* **Written instruction**
Reproduce the livestream planning text below word for word, in full.

* **Quoted text**
** begin **
A livestream has been planned. Maybe it’s not even your first and you’ve already been able to gather some experience. And yet: you are unsure how many visitors to expect, whether your technology is sufficiently dimensioned or what other preparations are necessary? Whether broadcasting a major sporting event or a product launch, your audience expects nothing short of a great experience without delays, buffering or reloading, no matter how busy your technology infrastructure is. As a minimum, the following questions should be addressed well in advance:
- What happens if the number of users suddenly doubles?
- What happens when all users log in at the same time to access their accounts?
- Can these users depend on adequate download speeds and good app performance at all times?
- Will all your customers enjoy the engaging experience you want to deliver?
In short, will your technology withstand the pressure of popularity? If the answer is “no”, the costs for you increase, while the number of viewers decreases. Customers migrate to other websites, meaning that advertising and transaction revenues are reduced. Brand perception suffers. And let’s not even talk about the bad PR you get, especially when customers quickly spread their dissatisfaction on social media.
** end **
[Layout element annotations]
** begin **
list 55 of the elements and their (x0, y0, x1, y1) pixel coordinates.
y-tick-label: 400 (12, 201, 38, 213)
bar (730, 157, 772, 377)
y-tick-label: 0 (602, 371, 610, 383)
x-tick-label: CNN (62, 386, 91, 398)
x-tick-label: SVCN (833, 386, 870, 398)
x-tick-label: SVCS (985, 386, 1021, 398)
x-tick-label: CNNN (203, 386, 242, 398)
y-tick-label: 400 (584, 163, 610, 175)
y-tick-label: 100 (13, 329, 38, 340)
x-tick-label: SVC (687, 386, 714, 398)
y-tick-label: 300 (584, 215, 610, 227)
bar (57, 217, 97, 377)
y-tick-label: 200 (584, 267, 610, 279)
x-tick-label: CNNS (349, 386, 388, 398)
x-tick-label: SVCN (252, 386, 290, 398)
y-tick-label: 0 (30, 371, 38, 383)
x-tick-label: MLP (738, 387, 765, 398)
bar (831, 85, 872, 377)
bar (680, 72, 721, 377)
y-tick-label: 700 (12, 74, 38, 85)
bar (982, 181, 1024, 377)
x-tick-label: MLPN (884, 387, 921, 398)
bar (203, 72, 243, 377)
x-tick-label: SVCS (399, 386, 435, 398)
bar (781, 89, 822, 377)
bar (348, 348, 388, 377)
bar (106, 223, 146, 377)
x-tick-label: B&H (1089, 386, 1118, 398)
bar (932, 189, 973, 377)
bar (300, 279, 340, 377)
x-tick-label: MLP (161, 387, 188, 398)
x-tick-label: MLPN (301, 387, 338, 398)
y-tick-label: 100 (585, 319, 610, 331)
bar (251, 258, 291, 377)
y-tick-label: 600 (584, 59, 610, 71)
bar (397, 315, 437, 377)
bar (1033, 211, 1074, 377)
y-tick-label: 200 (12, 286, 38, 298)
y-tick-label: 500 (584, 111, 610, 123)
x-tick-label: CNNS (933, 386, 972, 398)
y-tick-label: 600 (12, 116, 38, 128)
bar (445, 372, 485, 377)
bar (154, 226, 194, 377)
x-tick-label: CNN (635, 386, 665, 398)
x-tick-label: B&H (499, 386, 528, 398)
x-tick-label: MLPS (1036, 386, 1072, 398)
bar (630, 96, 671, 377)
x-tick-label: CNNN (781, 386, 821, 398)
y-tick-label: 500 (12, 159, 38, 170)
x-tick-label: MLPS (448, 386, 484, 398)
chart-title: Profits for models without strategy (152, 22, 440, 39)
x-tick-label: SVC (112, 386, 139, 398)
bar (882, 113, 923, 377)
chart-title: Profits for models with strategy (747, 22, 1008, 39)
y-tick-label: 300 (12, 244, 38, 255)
** end **
* **Output**
A livestream has been planned. Maybe it’s not even your first and you’ve already been able to gather some experience. And yet: you are unsure how many visitors to expect, whether your technology is sufficiently dimensioned or what other preparations are necessary? Whether broadcasting a major sporting event or a product launch, your audience expects nothing short of a great experience without delays, buffering or reloading, no matter how busy your technology infrastructure is. As a minimum, the following questions should be addressed well in advance:
- What happens if the number of users suddenly doubles?
- What happens when all users log in at the same time to access their accounts?
- Can these users depend on adequate download speeds and good app performance at all times?
- Will all your customers enjoy the engaging experience you want to deliver?
In short, will your technology withstand the pressure of popularity? If the answer is “no”, the costs for you increase, while the number of viewers decreases. Customers migrate to other websites, meaning that advertising and transaction revenues are reduced. Brand perception suffers. And let’s not even talk about the bad PR you get, especially when customers quickly spread their dissatisfaction on social media.